TASK LIST –
**1.** Copy out everything in the abstract on trinucleotide repeats from "Trinucleotide repeats in" down to "ataxia type I.".
**2.** Answer these questions from the abstract on trinucleotide repeats:
(a) Which trinucleotide is repeated in the unstable region the three diseases share?
(b) For which of the three diseases is the location of the repeat region not known?
(c) What is impaired when the cleavage products disturb the cellular and mitochondrial milieu?

EXCERPTED TEXT section start

Trinucleotide repeats in neurologic diseases: an hypothesis concerning the pathogenesis of Huntington's disease, Kennedy's disease, and spinocerebellar ataxia type I.

Three neurodegenerative diseases, Huntington's disease (HD), Kennedy's disease (hereditary spinobulbar muscular atrophy, SBMA), and type 1 spinocerebellar ataxia (SCA-1) have been found to share a common genetic defect: an unstable region of repeated CAG trinucleotides which are thought to be translated into a polyglutamine moiety. The unstable repeat regions occur near the N-termini of the predicted proteins for HD and SBMA, but the location of the CAG repeat region is not known for SCA-1. Each disease is notable for a relatively circumscribed region of central nervous system pathology, and the lack of predicted similarity of the abnormal proteins makes a common mechanism related to the function of each protein unlikely. In order to reconcile the similar genetic abnormalities with the disparities in phenotypes, we suggest a common thread with regard to the pathogenesis of neuronal death. We hypothesize that the mechanism of neurotoxicity in these diseases occurs not through the production of abnormal proteins, but by the generation of abnormal posttranslational cleavage products. These products, in part consisting of abnormally large polyglutamine moieties, act to disturb the cellular and mitochondrial milieu such that energy metabolism is impaired, rendering specific regions of the nervous system vulnerable, and resulting in the clinical phenotypes of HD, SBMA, and SCA-1. We offer this interpretation of recent genetic findings from a neurobiologic perspective, in addition to suggesting testable hypotheses concerning potential disease mechanisms.

EXCERPTED TEXT section end
EXTRACTED DATA section start

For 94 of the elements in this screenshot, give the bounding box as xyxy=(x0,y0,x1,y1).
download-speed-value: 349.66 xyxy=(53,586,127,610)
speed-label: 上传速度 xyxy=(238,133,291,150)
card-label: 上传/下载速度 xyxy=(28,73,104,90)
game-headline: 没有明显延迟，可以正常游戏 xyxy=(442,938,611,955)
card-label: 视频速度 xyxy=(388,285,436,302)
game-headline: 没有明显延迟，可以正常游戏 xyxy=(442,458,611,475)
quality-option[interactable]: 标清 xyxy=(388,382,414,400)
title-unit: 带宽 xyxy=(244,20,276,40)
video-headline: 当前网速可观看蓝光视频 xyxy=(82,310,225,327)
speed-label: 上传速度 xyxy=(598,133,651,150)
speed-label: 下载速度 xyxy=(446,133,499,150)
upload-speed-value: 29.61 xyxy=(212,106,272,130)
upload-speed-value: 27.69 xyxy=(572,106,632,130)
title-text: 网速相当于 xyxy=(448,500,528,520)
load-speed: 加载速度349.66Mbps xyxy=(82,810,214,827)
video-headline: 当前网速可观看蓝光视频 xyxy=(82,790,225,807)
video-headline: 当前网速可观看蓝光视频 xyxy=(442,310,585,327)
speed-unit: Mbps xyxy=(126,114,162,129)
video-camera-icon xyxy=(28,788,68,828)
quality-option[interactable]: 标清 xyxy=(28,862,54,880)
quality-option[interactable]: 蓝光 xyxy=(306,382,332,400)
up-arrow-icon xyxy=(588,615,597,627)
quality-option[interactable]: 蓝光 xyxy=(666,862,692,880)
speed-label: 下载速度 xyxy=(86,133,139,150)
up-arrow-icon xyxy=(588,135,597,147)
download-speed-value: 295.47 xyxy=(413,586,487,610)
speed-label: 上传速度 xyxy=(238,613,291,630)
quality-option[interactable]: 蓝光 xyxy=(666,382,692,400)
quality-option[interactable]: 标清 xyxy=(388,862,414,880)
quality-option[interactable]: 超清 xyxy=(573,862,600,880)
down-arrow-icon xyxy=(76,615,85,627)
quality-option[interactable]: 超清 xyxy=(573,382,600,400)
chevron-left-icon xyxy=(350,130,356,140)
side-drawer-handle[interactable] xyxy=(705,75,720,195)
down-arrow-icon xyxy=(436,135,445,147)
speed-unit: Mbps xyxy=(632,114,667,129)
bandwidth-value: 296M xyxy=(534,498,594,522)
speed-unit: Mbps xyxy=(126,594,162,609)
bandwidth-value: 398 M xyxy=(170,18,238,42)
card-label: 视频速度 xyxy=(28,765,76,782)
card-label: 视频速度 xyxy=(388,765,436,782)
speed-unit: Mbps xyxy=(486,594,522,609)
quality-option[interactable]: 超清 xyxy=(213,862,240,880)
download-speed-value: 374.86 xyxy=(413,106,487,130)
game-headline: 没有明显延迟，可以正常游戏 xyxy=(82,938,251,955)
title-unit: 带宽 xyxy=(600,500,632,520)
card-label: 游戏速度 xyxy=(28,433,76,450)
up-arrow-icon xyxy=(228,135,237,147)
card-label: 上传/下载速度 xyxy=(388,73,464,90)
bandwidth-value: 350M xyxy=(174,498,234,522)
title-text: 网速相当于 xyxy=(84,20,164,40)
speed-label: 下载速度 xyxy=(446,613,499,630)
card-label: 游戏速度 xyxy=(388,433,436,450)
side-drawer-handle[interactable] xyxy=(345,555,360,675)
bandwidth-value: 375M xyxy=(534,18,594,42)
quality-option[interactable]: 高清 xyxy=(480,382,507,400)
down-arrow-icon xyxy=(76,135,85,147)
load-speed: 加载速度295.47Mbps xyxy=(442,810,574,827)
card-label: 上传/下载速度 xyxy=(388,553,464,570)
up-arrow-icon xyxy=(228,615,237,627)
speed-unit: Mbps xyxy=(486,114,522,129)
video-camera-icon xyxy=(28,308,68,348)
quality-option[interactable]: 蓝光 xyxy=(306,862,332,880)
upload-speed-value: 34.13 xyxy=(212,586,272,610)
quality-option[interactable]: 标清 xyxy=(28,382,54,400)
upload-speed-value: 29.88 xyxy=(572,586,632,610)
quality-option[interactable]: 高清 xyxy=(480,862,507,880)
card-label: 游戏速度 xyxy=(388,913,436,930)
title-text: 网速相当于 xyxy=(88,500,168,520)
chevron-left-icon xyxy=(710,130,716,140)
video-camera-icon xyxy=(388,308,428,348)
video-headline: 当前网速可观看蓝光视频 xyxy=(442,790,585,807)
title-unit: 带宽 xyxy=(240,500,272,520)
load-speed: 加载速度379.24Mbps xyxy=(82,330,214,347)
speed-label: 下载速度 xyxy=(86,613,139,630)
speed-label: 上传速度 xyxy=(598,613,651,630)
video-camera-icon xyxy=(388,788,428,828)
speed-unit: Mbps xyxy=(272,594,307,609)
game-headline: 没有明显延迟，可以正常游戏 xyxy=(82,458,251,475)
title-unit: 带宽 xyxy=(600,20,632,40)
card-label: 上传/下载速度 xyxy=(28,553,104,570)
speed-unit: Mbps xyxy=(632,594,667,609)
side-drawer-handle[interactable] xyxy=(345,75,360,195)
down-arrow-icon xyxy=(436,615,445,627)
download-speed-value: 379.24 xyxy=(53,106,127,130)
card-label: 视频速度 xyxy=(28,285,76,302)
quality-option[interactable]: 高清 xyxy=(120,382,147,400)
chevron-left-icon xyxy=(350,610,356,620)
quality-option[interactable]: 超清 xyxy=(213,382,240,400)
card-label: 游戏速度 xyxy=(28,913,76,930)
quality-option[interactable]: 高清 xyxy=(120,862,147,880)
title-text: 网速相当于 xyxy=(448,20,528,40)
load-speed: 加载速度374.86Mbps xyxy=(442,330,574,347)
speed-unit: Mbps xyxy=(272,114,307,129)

EXTRACTED DATA section end

RESULTS –
**1.**
Trinucleotide repeats in neurologic diseases: an hypothesis concerning the pathogenesis of Huntington's disease, Kennedy's disease, and spinocerebellar ataxia type I.

**2.**
(a) CAG
(b) Type 1 spinocerebellar ataxia (SCA-1)
(c) Energy metabolism